AVAILABLE DATA =>
----------

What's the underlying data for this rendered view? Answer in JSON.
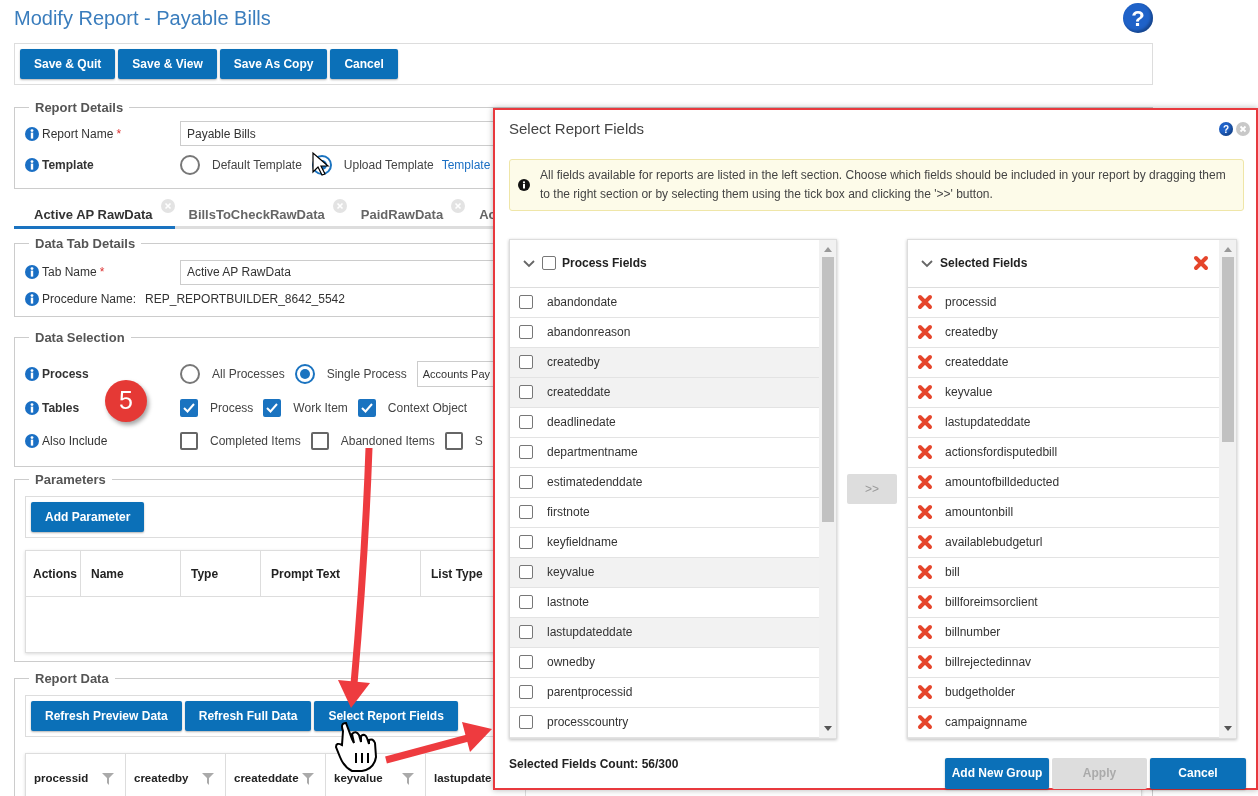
{
  "page": {
    "title": "Modify Report - Payable Bills",
    "help_glyph": "?"
  },
  "toolbar": [
    {
      "label": "Save & Quit"
    },
    {
      "label": "Save & View"
    },
    {
      "label": "Save As Copy"
    },
    {
      "label": "Cancel"
    }
  ],
  "report_details": {
    "legend": "Report Details",
    "name_label": "Report Name",
    "required_mark": "*",
    "name_value": "Payable Bills",
    "template_label": "Template",
    "template_options": [
      {
        "label": "Default Template",
        "selected": false
      },
      {
        "label": "Upload Template",
        "selected": true
      }
    ],
    "template_link": "Template"
  },
  "tabs": [
    {
      "label": "Active AP RawData",
      "selected": true,
      "closable": true
    },
    {
      "label": "BillsToCheckRawData",
      "selected": false,
      "closable": true
    },
    {
      "label": "PaidRawData",
      "selected": false,
      "closable": true
    },
    {
      "label": "Ac",
      "selected": false,
      "closable": false
    }
  ],
  "data_tab_details": {
    "legend": "Data Tab Details",
    "tab_name_label": "Tab Name",
    "required_mark": "*",
    "tab_name_value": "Active AP RawData",
    "procedure_label": "Procedure Name:",
    "procedure_value": "REP_REPORTBUILDER_8642_5542"
  },
  "data_selection": {
    "legend": "Data Selection",
    "process_label": "Process",
    "process_options": [
      {
        "label": "All Processes",
        "selected": false
      },
      {
        "label": "Single Process",
        "selected": true
      }
    ],
    "process_value": "Accounts Pay",
    "tables_label": "Tables",
    "tables": [
      {
        "label": "Process",
        "checked": true
      },
      {
        "label": "Work Item",
        "checked": true
      },
      {
        "label": "Context Object",
        "checked": true
      }
    ],
    "also_include_label": "Also Include",
    "also_include": [
      {
        "label": "Completed Items",
        "checked": false
      },
      {
        "label": "Abandoned Items",
        "checked": false
      },
      {
        "label": "S",
        "checked": false
      }
    ]
  },
  "step_badge": "5",
  "parameters": {
    "legend": "Parameters",
    "add_button": "Add Parameter",
    "columns": [
      "Actions",
      "Name",
      "Type",
      "Prompt Text",
      "List Type"
    ]
  },
  "report_data": {
    "legend": "Report Data",
    "buttons": [
      {
        "label": "Refresh Preview Data"
      },
      {
        "label": "Refresh Full Data"
      },
      {
        "label": "Select Report Fields"
      }
    ],
    "columns": [
      {
        "label": "processid",
        "filter": true
      },
      {
        "label": "createdby",
        "filter": true
      },
      {
        "label": "createddate",
        "filter": true
      },
      {
        "label": "keyvalue",
        "filter": true
      },
      {
        "label": "lastupdate",
        "filter": false
      }
    ]
  },
  "dialog": {
    "title": "Select Report Fields",
    "help_glyph": "?",
    "info": "All fields available for reports are listed in the left section. Choose which fields should be included in your report by dragging them to the right section or by selecting them using the tick box and clicking the '>>' button.",
    "left_list": {
      "title": "Process Fields",
      "checked": false,
      "items": [
        {
          "label": "abandondate",
          "checked": false,
          "highlighted": false
        },
        {
          "label": "abandonreason",
          "checked": false,
          "highlighted": false
        },
        {
          "label": "createdby",
          "checked": false,
          "highlighted": true
        },
        {
          "label": "createddate",
          "checked": false,
          "highlighted": true
        },
        {
          "label": "deadlinedate",
          "checked": false,
          "highlighted": false
        },
        {
          "label": "departmentname",
          "checked": false,
          "highlighted": false
        },
        {
          "label": "estimatedenddate",
          "checked": false,
          "highlighted": false
        },
        {
          "label": "firstnote",
          "checked": false,
          "highlighted": false
        },
        {
          "label": "keyfieldname",
          "checked": false,
          "highlighted": false
        },
        {
          "label": "keyvalue",
          "checked": false,
          "highlighted": true
        },
        {
          "label": "lastnote",
          "checked": false,
          "highlighted": false
        },
        {
          "label": "lastupdateddate",
          "checked": false,
          "highlighted": true
        },
        {
          "label": "ownedby",
          "checked": false,
          "highlighted": false
        },
        {
          "label": "parentprocessid",
          "checked": false,
          "highlighted": false
        },
        {
          "label": "processcountry",
          "checked": false,
          "highlighted": false
        }
      ]
    },
    "move_button": {
      "label": ">>",
      "disabled": true
    },
    "right_list": {
      "title": "Selected Fields",
      "items": [
        "processid",
        "createdby",
        "createddate",
        "keyvalue",
        "lastupdateddate",
        "actionsfordisputedbill",
        "amountofbilldeducted",
        "amountonbill",
        "availablebudgeturl",
        "bill",
        "billforeimsorclient",
        "billnumber",
        "billrejectedinnav",
        "budgetholder",
        "campaignname"
      ]
    },
    "count": "Selected Fields Count: 56/300",
    "buttons": [
      {
        "label": "Add New Group",
        "disabled": false
      },
      {
        "label": "Apply",
        "disabled": true
      },
      {
        "label": "Cancel",
        "disabled": false
      }
    ]
  }
}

----------

TASK =>
All lines above containing the string "Save" are to be collected.

WRITTEN REPLY =>
      "label": "Save & Quit"
      "label": "Save & View"
      "label": "Save As Copy"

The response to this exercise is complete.